== Extracted material ==
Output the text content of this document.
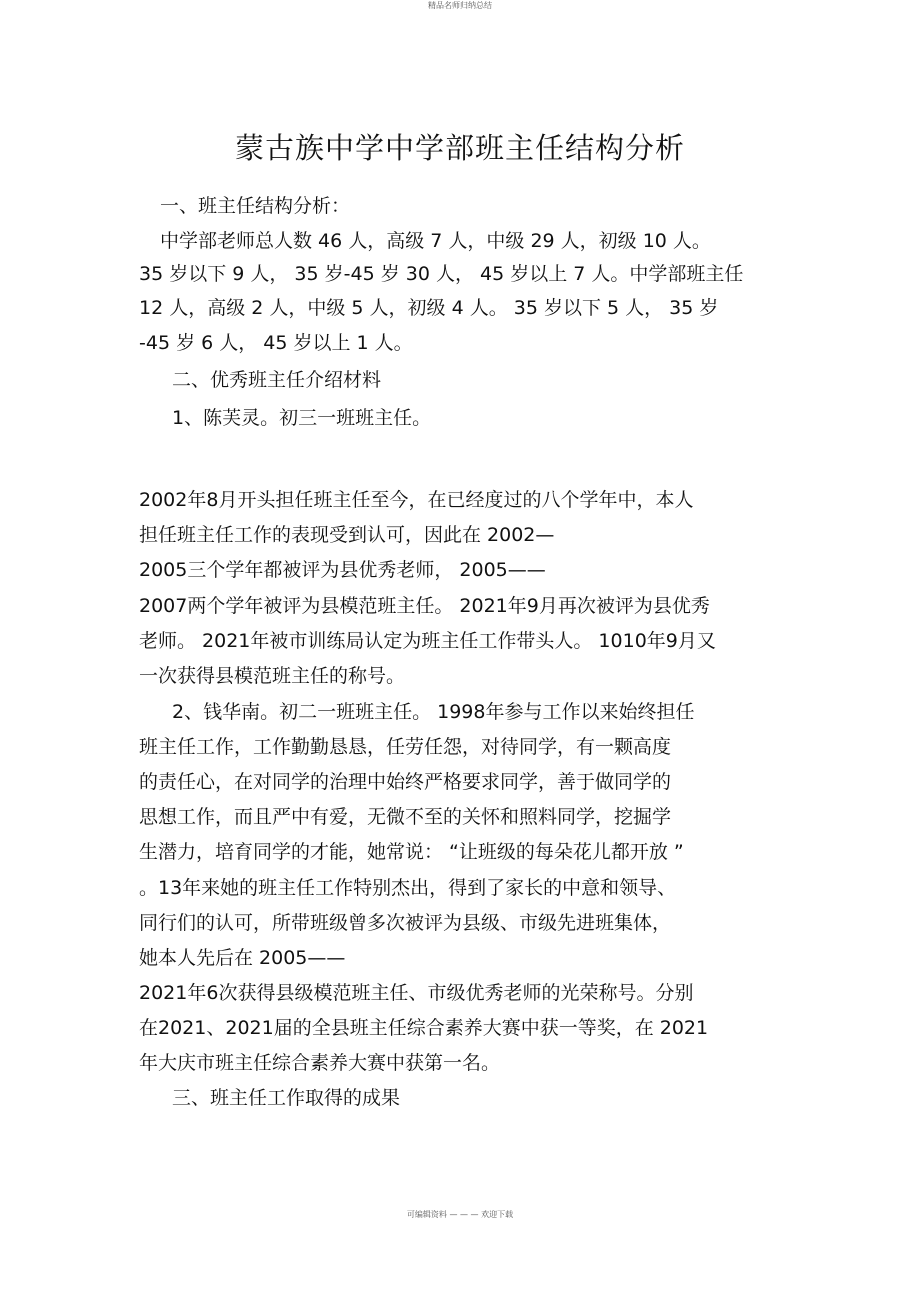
精品名师归纳总结
蒙古族中学中学部班主任结构分析
一、班主任结构分析：
中学部老师总人数 46 人，高级 7 人，中级 29 人，初级 10 人。
35 岁以下 9 人， 35 岁-45 岁 30 人， 45 岁以上 7 人。中学部班主任
12 人，高级 2 人，中级 5 人，初级 4 人。 35 岁以下 5 人， 35 岁
-45 岁 6 人， 45 岁以上 1 人。
二、优秀班主任介绍材料
1、陈芙灵。初三一班班主任。
2002年8月开头担任班主任至今，在已经度过的八个学年中，本人
担任班主任工作的表现受到认可，因此在 2002—
2005三个学年都被评为县优秀老师， 2005——
2007两个学年被评为县模范班主任。 2021年9月再次被评为县优秀
老师。 2021年被市训练局认定为班主任工作带头人。 1010年9月又
一次获得县模范班主任的称号。
2、钱华南。初二一班班主任。 1998年参与工作以来始终担任
班主任工作，工作勤勤恳恳，任劳任怨，对待同学，有一颗高度
的责任心，在对同学的治理中始终严格要求同学，善于做同学的
思想工作，而且严中有爱，无微不至的关怀和照料同学，挖掘学
生潜力，培育同学的才能，她常说： “让班级的每朵花儿都开放 ”
。13年来她的班主任工作特别杰出，得到了家长的中意和领导、
同行们的认可，所带班级曾多次被评为县级、市级先进班集体，
她本人先后在 2005——
2021年6次获得县级模范班主任、市级优秀老师的光荣称号。分别
在2021、2021届的全县班主任综合素养大赛中获一等奖，在 2021
年大庆市班主任综合素养大赛中获第一名。
三、班主任工作取得的成果
可编辑资料 — — — 欢迎下载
===
__Exercise objective__.
Reproduce the records, all of them, word for word; omit the pictures.

__Worked solution__.
Output the text content of this document.
精品名师归纳总结
蒙古族中学中学部班主任结构分析
一、班主任结构分析：
中学部老师总人数 46 人，高级 7 人，中级 29 人，初级 10 人。
35 岁以下 9 人， 35 岁-45 岁 30 人， 45 岁以上 7 人。中学部班主任
12 人，高级 2 人，中级 5 人，初级 4 人。 35 岁以下 5 人， 35 岁
-45 岁 6 人， 45 岁以上 1 人。
二、优秀班主任介绍材料
1、陈芙灵。初三一班班主任。
2002年8月开头担任班主任至今，在已经度过的八个学年中，本人
担任班主任工作的表现受到认可，因此在 2002—
2005三个学年都被评为县优秀老师， 2005——
2007两个学年被评为县模范班主任。 2021年9月再次被评为县优秀
老师。 2021年被市训练局认定为班主任工作带头人。 1010年9月又
一次获得县模范班主任的称号。
2、钱华南。初二一班班主任。 1998年参与工作以来始终担任
班主任工作，工作勤勤恳恳，任劳任怨，对待同学，有一颗高度
的责任心，在对同学的治理中始终严格要求同学，善于做同学的
思想工作，而且严中有爱，无微不至的关怀和照料同学，挖掘学
生潜力，培育同学的才能，她常说： “让班级的每朵花儿都开放 ”
。13年来她的班主任工作特别杰出，得到了家长的中意和领导、
同行们的认可，所带班级曾多次被评为县级、市级先进班集体，
她本人先后在 2005——
2021年6次获得县级模范班主任、市级优秀老师的光荣称号。分别
在2021、2021届的全县班主任综合素养大赛中获一等奖，在 2021
年大庆市班主任综合素养大赛中获第一名。
三、班主任工作取得的成果
可编辑资料 — — — 欢迎下载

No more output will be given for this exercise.